> [What is asked] Copy every line of the data that includes the string "image".

^^^^^^^^

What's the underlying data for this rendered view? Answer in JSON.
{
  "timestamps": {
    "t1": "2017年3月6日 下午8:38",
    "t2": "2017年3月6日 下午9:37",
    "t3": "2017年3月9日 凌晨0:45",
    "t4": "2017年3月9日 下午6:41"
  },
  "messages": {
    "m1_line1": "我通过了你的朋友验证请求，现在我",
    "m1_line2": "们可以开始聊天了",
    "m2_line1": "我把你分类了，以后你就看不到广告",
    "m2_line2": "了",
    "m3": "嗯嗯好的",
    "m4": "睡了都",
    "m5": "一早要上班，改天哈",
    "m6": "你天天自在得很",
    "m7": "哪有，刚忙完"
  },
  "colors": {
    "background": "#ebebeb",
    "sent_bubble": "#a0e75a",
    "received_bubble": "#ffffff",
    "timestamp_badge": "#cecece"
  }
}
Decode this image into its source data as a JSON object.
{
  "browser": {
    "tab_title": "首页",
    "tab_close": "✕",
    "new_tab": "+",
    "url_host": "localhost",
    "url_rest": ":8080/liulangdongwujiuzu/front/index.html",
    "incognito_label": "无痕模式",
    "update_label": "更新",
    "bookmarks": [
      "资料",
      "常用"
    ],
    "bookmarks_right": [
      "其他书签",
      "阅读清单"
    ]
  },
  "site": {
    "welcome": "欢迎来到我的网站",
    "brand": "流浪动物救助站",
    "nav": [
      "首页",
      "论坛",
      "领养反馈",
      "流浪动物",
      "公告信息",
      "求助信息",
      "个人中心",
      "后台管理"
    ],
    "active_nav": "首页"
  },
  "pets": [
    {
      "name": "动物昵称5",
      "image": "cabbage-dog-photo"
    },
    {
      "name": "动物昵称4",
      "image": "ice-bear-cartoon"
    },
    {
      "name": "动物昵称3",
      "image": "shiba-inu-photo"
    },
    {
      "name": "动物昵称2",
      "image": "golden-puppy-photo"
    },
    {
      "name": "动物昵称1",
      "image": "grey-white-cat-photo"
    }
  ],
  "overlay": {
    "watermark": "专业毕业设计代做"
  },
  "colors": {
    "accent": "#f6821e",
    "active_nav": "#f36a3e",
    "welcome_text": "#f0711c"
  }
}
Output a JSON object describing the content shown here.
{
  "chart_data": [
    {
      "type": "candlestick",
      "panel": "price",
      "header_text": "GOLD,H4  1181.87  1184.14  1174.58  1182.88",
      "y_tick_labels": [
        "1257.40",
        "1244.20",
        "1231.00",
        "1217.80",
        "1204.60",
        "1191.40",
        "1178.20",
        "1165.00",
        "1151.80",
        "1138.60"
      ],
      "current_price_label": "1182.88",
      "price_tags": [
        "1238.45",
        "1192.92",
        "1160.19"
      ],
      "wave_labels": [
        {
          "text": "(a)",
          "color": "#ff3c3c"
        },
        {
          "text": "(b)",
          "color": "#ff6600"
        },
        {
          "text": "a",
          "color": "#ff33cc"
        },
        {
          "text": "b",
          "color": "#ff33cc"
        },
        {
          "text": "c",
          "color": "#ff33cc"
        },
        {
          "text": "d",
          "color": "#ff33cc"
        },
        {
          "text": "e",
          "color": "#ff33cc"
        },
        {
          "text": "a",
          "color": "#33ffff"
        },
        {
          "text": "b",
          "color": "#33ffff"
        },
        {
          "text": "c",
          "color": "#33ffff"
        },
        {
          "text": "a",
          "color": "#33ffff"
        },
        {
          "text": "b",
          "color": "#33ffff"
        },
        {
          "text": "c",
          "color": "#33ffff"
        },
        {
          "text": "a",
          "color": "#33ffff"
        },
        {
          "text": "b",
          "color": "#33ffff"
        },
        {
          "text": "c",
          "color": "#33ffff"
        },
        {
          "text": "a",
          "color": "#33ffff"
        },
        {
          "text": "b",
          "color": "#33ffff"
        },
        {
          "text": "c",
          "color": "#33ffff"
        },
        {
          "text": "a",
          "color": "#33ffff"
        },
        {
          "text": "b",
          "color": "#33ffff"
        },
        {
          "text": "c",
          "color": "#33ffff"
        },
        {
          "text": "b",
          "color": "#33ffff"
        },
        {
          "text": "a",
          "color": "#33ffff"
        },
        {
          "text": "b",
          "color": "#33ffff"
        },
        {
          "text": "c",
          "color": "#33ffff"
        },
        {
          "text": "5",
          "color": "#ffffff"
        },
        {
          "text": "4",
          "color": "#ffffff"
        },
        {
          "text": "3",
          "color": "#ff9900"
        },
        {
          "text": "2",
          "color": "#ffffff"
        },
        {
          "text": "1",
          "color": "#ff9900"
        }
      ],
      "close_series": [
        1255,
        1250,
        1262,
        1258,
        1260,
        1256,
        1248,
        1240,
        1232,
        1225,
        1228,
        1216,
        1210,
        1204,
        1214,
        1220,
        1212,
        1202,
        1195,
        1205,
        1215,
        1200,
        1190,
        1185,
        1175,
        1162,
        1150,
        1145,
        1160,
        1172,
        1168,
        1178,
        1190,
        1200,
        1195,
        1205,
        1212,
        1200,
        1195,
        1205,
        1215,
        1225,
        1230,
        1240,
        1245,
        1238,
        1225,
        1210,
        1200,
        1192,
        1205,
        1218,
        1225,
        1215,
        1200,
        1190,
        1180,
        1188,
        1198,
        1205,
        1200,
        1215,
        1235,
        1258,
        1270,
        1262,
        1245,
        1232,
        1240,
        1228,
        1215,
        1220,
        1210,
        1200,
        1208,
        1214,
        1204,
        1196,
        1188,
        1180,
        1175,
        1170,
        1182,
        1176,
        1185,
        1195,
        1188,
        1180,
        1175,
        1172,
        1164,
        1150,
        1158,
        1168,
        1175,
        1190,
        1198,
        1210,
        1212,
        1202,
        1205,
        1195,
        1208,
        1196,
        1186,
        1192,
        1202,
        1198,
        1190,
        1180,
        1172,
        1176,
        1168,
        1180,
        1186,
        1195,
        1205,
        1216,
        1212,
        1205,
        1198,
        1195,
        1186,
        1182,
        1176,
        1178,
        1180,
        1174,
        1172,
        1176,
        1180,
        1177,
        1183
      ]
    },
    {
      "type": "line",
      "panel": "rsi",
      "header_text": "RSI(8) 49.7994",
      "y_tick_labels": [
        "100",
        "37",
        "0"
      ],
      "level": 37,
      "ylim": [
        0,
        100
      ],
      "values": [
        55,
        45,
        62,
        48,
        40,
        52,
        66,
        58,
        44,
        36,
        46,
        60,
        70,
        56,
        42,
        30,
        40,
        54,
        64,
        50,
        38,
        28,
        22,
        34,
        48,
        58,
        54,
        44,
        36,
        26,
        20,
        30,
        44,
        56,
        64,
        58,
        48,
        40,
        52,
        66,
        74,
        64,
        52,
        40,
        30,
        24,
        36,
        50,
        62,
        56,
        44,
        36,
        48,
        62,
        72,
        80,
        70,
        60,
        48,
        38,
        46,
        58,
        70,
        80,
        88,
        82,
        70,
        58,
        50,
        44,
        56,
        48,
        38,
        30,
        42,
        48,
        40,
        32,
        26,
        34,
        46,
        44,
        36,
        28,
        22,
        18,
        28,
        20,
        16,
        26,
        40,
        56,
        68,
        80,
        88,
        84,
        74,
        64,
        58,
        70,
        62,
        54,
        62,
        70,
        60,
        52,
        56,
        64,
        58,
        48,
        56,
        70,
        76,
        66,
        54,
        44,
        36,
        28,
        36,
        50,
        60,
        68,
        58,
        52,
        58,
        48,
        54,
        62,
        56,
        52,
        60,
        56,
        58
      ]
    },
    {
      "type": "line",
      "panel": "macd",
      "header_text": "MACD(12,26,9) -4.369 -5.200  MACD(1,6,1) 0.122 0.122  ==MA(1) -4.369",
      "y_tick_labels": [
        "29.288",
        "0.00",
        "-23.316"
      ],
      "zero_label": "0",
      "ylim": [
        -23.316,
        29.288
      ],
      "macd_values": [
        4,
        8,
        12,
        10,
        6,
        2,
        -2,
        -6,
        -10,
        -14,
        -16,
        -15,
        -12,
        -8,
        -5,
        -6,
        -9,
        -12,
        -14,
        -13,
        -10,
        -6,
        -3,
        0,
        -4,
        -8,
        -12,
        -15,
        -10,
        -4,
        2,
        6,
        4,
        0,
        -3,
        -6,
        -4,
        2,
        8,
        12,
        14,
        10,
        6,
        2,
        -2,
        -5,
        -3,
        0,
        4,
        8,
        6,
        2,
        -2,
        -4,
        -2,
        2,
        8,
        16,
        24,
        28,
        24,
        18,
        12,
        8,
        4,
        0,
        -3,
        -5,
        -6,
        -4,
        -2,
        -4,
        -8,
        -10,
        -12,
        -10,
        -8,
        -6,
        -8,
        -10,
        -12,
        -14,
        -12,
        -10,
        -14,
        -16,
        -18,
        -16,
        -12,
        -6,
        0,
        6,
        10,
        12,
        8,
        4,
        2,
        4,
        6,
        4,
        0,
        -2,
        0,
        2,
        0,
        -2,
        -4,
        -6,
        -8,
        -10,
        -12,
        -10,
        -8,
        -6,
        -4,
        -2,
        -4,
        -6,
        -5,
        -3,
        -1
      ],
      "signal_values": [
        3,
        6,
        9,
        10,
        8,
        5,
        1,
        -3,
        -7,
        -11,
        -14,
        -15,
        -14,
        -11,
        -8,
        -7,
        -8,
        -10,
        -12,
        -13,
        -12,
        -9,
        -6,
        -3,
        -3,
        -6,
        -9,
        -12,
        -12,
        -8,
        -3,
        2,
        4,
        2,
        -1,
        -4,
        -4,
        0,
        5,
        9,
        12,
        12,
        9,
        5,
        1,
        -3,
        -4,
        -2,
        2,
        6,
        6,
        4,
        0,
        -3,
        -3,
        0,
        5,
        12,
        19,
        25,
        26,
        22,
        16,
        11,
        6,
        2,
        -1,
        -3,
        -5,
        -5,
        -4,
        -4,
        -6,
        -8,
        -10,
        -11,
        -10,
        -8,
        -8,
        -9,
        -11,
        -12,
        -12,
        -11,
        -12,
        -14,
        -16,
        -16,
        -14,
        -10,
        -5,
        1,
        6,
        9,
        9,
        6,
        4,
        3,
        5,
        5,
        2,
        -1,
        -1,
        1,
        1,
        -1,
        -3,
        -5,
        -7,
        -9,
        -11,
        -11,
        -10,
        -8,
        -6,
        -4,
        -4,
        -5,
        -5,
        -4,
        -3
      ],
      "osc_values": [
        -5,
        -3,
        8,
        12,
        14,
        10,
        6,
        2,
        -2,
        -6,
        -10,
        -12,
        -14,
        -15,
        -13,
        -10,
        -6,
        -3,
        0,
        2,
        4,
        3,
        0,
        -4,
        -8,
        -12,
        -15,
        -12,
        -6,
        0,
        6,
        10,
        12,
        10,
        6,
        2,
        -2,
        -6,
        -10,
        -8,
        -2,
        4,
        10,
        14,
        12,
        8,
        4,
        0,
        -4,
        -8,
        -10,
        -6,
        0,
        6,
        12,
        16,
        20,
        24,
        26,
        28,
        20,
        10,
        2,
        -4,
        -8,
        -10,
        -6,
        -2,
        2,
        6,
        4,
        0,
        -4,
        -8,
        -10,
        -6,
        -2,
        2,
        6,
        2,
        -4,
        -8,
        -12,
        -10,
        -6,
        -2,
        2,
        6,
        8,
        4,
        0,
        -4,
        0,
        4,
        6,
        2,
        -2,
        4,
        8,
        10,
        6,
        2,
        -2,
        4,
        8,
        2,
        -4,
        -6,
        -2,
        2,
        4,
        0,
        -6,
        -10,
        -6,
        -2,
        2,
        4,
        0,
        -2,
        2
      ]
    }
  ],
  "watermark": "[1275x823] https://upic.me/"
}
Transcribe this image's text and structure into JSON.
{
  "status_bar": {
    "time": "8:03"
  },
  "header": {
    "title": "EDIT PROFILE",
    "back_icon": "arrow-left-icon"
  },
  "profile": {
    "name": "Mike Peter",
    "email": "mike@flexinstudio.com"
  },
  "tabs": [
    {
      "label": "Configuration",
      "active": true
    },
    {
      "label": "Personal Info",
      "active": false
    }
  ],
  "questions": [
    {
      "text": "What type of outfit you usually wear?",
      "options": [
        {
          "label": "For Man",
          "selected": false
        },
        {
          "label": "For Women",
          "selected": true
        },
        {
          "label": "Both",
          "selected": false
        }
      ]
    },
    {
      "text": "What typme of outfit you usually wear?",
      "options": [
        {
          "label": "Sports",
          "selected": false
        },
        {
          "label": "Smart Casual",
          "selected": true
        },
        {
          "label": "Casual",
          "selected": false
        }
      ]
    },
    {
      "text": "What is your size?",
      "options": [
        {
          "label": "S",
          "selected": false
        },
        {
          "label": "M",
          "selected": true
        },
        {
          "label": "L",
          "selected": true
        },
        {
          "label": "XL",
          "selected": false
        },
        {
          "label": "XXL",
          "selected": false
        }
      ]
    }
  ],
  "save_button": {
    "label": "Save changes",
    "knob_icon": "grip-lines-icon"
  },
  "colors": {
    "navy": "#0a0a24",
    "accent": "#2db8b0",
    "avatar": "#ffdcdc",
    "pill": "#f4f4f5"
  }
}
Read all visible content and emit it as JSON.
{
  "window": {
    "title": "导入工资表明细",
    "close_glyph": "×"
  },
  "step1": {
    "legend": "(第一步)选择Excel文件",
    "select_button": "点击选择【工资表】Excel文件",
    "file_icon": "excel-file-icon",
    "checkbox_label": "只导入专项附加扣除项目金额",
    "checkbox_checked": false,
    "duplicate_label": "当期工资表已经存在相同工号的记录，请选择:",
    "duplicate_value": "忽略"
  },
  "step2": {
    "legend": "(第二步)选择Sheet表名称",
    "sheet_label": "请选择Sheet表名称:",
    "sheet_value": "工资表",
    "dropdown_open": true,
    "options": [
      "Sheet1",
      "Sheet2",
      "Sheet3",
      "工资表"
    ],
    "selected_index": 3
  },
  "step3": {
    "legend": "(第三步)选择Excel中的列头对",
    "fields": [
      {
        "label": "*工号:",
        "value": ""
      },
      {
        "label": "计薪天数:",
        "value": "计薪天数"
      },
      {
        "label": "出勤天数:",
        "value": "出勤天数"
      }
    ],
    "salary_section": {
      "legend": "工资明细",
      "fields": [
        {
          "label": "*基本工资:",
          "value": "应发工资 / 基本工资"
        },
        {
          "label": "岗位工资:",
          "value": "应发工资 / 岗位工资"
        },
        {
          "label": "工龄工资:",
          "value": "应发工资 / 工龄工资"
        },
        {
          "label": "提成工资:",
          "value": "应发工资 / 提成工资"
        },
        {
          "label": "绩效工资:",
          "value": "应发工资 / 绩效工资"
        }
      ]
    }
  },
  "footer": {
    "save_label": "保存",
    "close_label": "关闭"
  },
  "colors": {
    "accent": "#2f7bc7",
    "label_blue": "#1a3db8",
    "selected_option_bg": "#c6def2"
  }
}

^^^^^^^^

> [Solved exercise]
Decode this image into its source data as a JSON object.
      "image": "cabbage-dog-photo"
      "image": "ice-bear-cartoon"
      "image": "shiba-inu-photo"
      "image": "golden-puppy-photo"
      "image": "grey-white-cat-photo"
Transcribe this image's text and structure into JSON.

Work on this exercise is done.